--- START OF Dataset extract ---

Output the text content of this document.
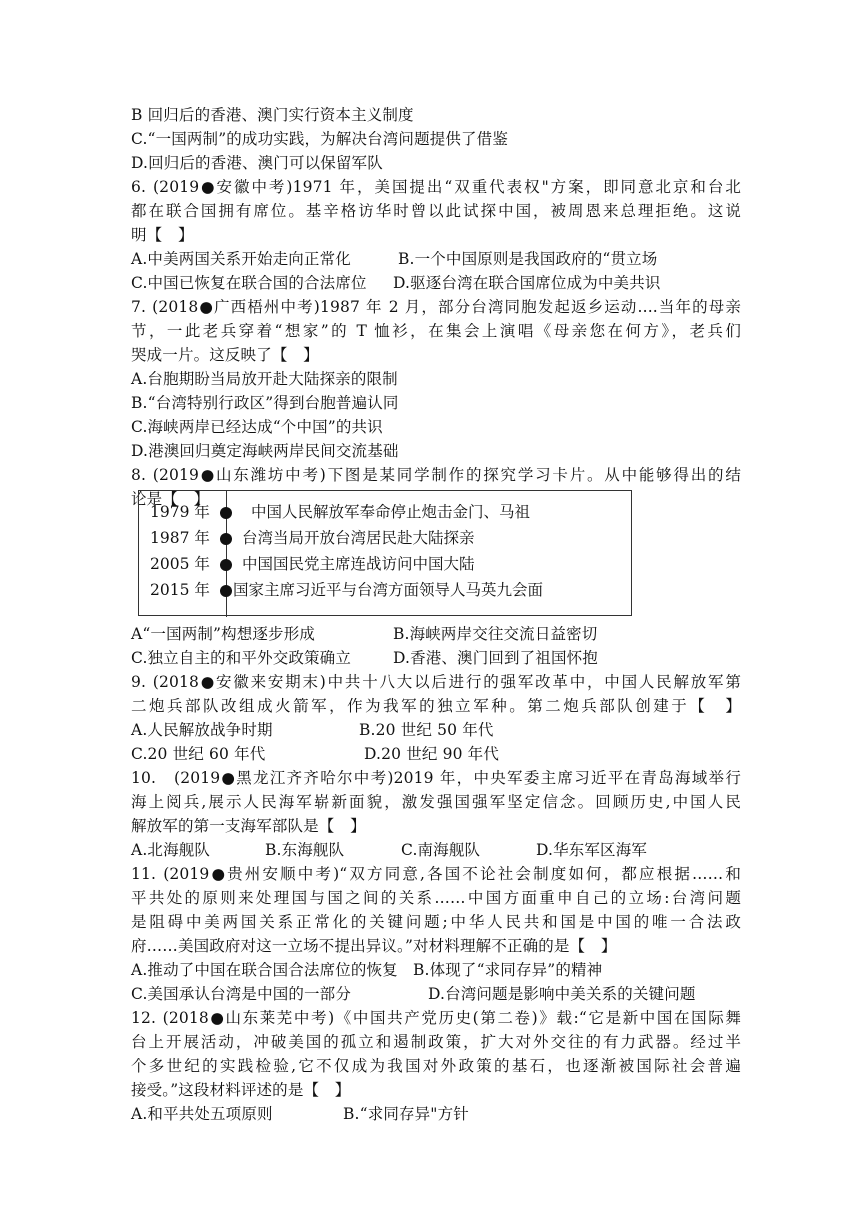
B 回归后的香港、澳门实行资本主义制度
C.“一国两制”的成功实践，为解决台湾问题提供了借鉴
D.回归后的香港、澳门可以保留军队
6. (2019●安徽中考)1971 年，美国提出“双重代表权"方案，即同意北京和台北
都在联合国拥有席位。基辛格访华时曾以此试探中国，被周恩来总理拒绝。这说
明【　】
A.中美两国关系开始走向正常化	B.一个中国原则是我国政府的“贯立场
C.中国已恢复在联合国的合法席位 D.驱逐台湾在联合国席位成为中美共识
7. (2018●广西梧州中考)1987 年 2 月，部分台湾同胞发起返乡运动....当年的母亲
节，一此老兵穿着“想家”的 T 恤衫，在集会上演唱《母亲您在何方》，老兵们
哭成一片。这反映了【　】
A.台胞期盼当局放开赴大陆探亲的限制
B.“台湾特别行政区”得到台胞普遍认同
C.海峡两岸已经达成“个中国”的共识
D.港澳回归奠定海峡两岸民间交流基础
8. (2019●山东潍坊中考)下图是某同学制作的探究学习卡片。从中能够得出的结
论是【　】
1979 年	中国人民解放军奉命停止炮击金门、马祖
1987 年 台湾当局开放台湾居民赴大陆探亲
2005 年 中国国民党主席连战访问中国大陆
2015 年 国家主席习近平与台湾方面领导人马英九会面
A“一国两制”构想逐步形成	B.海峡两岸交往交流日益密切
C.独立自主的和平外交政策确立	D.香港、澳门回到了祖国怀抱
9. (2018●安徽来安期末)中共十八大以后进行的强军改革中，中国人民解放军第
二炮兵部队改组成火箭军，作为我军的独立军种。第二炮兵部队创建于【　】
A.人民解放战争时期	B.20 世纪 50 年代
C.20 世纪 60 年代	D.20 世纪 90 年代
10.　(2019●黑龙江齐齐哈尔中考)2019 年，中央军委主席习近平在青岛海域举行
海上阅兵,展示人民海军崭新面貌，激发强国强军坚定信念。回顾历史,中国人民
解放军的第一支海军部队是【　】
A.北海舰队	B.东海舰队	C.南海舰队	D.华东军区海军
11. (2019●贵州安顺中考)“双方同意,各国不论社会制度如何，都应根据……和
平共处的原则来处理国与国之间的关系……中国方面重申自己的立场:台湾问题
是阻碍中美两国关系正常化的关键问题;中华人民共和国是中国的唯一合法政
府……美国政府对这一立场不提出异议。”对材料理解不正确的是【　】
A.推动了中国在联合国合法席位的恢复 B.体现了“求同存异”的精神
C.美国承认台湾是中国的一部分	D.台湾问题是影响中美关系的关键问题
12. (2018●山东莱芜中考)《中国共产党历史(第二卷)》载:“它是新中国在国际舞
台上开展活动，冲破美国的孤立和遏制政策，扩大对外交往的有力武器。经过半
个多世纪的实践检验,它不仅成为我国对外政策的基石，也逐渐被国际社会普遍
接受。”这段材料评述的是【　】
A.和平共处五项原则	B.“求同存异"方针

--- END OF Dataset extract ---

#### Given exercise:
Retype all the records shown above, character for character. Omit every picture.

#### Answer to the problem:
Output the text content of this document.
B 回归后的香港、澳门实行资本主义制度
C.“一国两制”的成功实践，为解决台湾问题提供了借鉴
D.回归后的香港、澳门可以保留军队
6. (2019●安徽中考)1971 年，美国提出“双重代表权"方案，即同意北京和台北
都在联合国拥有席位。基辛格访华时曾以此试探中国，被周恩来总理拒绝。这说
明【　】
A.中美两国关系开始走向正常化	B.一个中国原则是我国政府的“贯立场
C.中国已恢复在联合国的合法席位 D.驱逐台湾在联合国席位成为中美共识
7. (2018●广西梧州中考)1987 年 2 月，部分台湾同胞发起返乡运动....当年的母亲
节，一此老兵穿着“想家”的 T 恤衫，在集会上演唱《母亲您在何方》，老兵们
哭成一片。这反映了【　】
A.台胞期盼当局放开赴大陆探亲的限制
B.“台湾特别行政区”得到台胞普遍认同
C.海峡两岸已经达成“个中国”的共识
D.港澳回归奠定海峡两岸民间交流基础
8. (2019●山东潍坊中考)下图是某同学制作的探究学习卡片。从中能够得出的结
论是【　】
1979 年	中国人民解放军奉命停止炮击金门、马祖
1987 年 台湾当局开放台湾居民赴大陆探亲
2005 年 中国国民党主席连战访问中国大陆
2015 年 国家主席习近平与台湾方面领导人马英九会面
A“一国两制”构想逐步形成	B.海峡两岸交往交流日益密切
C.独立自主的和平外交政策确立	D.香港、澳门回到了祖国怀抱
9. (2018●安徽来安期末)中共十八大以后进行的强军改革中，中国人民解放军第
二炮兵部队改组成火箭军，作为我军的独立军种。第二炮兵部队创建于【　】
A.人民解放战争时期	B.20 世纪 50 年代
C.20 世纪 60 年代	D.20 世纪 90 年代
10.　(2019●黑龙江齐齐哈尔中考)2019 年，中央军委主席习近平在青岛海域举行
海上阅兵,展示人民海军崭新面貌，激发强国强军坚定信念。回顾历史,中国人民
解放军的第一支海军部队是【　】
A.北海舰队	B.东海舰队	C.南海舰队	D.华东军区海军
11. (2019●贵州安顺中考)“双方同意,各国不论社会制度如何，都应根据……和
平共处的原则来处理国与国之间的关系……中国方面重申自己的立场:台湾问题
是阻碍中美两国关系正常化的关键问题;中华人民共和国是中国的唯一合法政
府……美国政府对这一立场不提出异议。”对材料理解不正确的是【　】
A.推动了中国在联合国合法席位的恢复 B.体现了“求同存异”的精神
C.美国承认台湾是中国的一部分	D.台湾问题是影响中美关系的关键问题
12. (2018●山东莱芜中考)《中国共产党历史(第二卷)》载:“它是新中国在国际舞
台上开展活动，冲破美国的孤立和遏制政策，扩大对外交往的有力武器。经过半
个多世纪的实践检验,它不仅成为我国对外政策的基石，也逐渐被国际社会普遍
接受。”这段材料评述的是【　】
A.和平共处五项原则	B.“求同存异"方针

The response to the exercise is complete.